WHAT NEEDS TO BE DONE ::
Check every line of the entries for "this", and copy the lines that hold it.

··· DATA SHOWN ···

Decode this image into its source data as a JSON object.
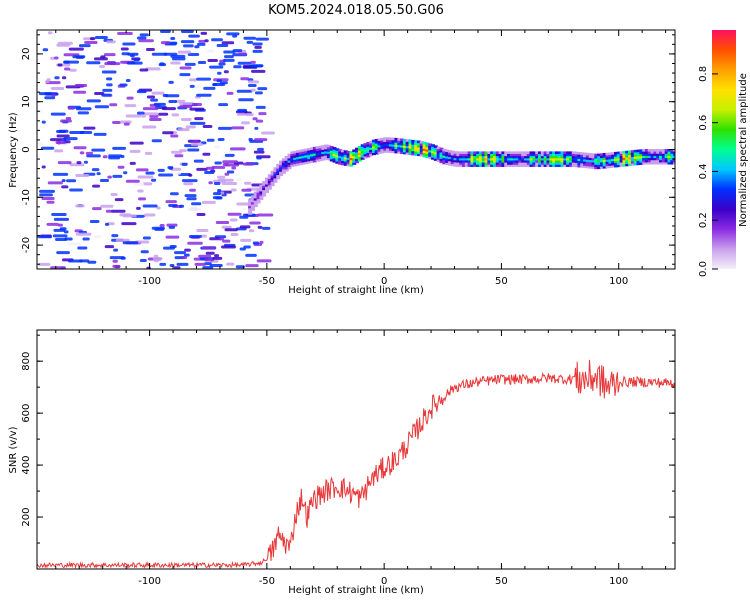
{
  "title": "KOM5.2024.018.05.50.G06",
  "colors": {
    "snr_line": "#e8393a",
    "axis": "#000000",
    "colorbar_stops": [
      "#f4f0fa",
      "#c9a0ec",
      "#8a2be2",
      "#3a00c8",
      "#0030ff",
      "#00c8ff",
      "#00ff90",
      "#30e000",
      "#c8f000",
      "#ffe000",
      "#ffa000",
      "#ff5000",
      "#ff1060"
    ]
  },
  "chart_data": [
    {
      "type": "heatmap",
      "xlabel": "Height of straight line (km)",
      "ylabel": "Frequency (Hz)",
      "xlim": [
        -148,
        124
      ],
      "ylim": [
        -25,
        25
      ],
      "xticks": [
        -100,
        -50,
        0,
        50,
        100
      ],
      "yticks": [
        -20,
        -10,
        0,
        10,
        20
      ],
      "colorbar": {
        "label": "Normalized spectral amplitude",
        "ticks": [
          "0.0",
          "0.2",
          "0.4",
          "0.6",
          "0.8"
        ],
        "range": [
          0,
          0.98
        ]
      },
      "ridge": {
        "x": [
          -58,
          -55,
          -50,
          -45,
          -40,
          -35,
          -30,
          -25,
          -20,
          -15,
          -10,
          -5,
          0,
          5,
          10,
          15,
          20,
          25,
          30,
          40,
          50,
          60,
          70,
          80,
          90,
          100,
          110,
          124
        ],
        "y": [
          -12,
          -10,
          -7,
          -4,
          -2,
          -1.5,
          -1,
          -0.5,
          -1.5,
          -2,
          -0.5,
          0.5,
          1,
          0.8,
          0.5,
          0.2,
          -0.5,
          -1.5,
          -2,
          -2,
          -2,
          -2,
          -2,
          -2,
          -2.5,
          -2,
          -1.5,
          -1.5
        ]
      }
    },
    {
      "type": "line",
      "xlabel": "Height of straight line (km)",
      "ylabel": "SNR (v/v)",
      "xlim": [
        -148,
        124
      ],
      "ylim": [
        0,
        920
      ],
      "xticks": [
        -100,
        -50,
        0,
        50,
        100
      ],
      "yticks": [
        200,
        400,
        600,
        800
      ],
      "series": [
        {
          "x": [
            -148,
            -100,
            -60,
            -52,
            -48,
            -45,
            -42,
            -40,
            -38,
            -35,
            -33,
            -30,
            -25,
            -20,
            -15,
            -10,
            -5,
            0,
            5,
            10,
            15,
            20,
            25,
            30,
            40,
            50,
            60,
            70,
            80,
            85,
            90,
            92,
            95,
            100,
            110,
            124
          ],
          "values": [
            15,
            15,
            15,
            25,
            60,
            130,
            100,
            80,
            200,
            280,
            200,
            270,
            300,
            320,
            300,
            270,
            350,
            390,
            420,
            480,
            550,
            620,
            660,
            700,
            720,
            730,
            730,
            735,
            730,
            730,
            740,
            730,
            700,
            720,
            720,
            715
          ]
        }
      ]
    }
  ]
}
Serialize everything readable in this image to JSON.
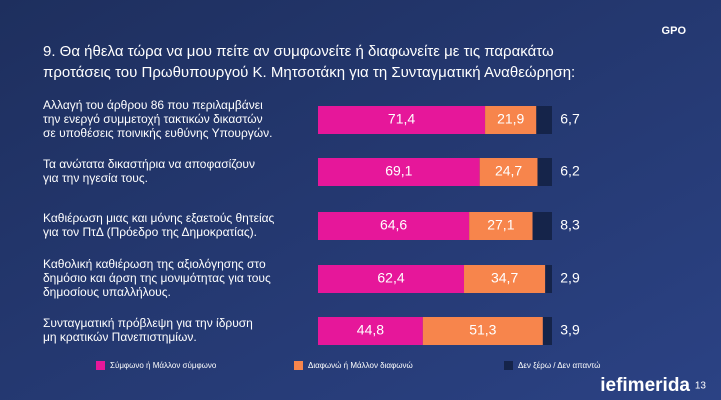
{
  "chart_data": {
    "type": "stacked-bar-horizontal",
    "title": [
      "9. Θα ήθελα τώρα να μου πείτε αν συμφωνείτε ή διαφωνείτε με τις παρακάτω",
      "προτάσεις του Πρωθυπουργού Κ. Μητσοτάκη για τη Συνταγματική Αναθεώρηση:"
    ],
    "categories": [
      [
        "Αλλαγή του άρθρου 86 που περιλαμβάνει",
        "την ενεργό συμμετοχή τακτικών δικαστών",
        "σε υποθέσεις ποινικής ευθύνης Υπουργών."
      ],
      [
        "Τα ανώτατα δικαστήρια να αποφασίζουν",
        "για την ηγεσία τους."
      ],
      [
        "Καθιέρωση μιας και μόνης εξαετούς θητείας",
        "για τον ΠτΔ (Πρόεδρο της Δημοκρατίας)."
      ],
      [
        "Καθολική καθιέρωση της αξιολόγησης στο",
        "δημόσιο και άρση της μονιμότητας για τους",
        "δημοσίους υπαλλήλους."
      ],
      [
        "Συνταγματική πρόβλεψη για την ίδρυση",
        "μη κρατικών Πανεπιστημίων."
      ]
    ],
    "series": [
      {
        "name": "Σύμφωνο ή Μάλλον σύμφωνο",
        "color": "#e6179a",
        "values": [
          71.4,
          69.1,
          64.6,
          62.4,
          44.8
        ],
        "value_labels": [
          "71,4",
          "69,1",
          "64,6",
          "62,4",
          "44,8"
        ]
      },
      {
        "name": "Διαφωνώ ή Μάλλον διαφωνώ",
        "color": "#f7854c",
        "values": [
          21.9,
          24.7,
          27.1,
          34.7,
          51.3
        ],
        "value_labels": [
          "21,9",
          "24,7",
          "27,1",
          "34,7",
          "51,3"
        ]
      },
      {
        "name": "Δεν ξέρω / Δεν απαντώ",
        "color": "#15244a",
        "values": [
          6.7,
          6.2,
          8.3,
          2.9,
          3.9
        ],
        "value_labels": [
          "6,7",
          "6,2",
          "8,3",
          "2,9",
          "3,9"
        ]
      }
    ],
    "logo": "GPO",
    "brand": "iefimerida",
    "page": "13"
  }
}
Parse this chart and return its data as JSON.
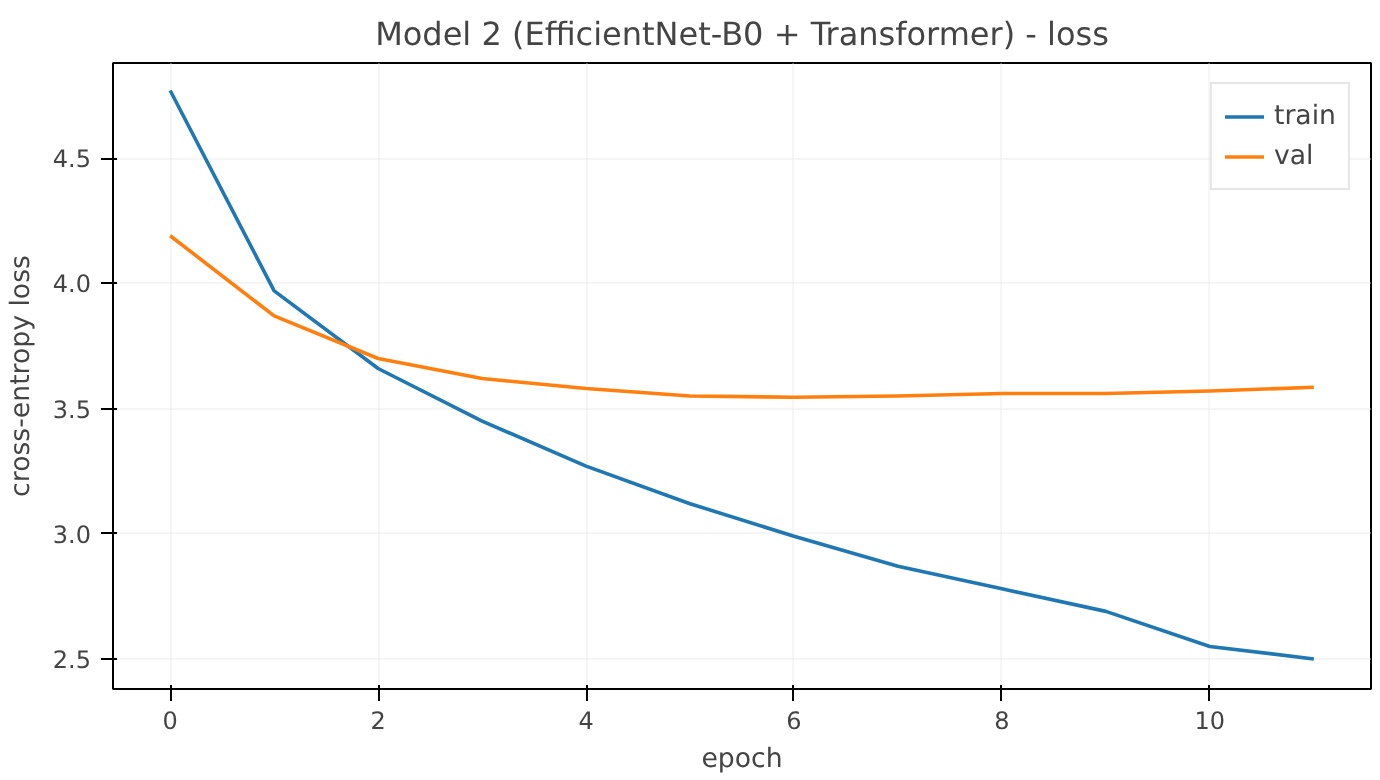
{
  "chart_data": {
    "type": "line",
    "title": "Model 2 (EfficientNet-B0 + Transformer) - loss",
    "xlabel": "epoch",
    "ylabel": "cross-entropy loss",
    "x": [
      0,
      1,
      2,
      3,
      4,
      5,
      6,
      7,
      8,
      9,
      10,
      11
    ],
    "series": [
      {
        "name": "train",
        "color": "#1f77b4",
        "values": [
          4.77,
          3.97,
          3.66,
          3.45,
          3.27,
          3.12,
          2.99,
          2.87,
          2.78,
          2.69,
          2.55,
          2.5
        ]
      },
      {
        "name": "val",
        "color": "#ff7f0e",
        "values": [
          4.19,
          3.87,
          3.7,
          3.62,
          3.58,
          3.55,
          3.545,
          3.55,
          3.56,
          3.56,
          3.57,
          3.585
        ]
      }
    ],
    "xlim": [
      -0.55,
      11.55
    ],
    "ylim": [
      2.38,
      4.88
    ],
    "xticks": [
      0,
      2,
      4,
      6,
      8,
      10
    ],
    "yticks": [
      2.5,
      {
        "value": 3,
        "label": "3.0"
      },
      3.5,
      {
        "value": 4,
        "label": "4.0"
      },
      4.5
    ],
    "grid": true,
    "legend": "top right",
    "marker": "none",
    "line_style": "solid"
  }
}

···

FINISHED TASK ::
Decode this image into its source data as a JSON object.
Serialize everything readable in this image to JSON.
Parse this chart and return its data as JSON.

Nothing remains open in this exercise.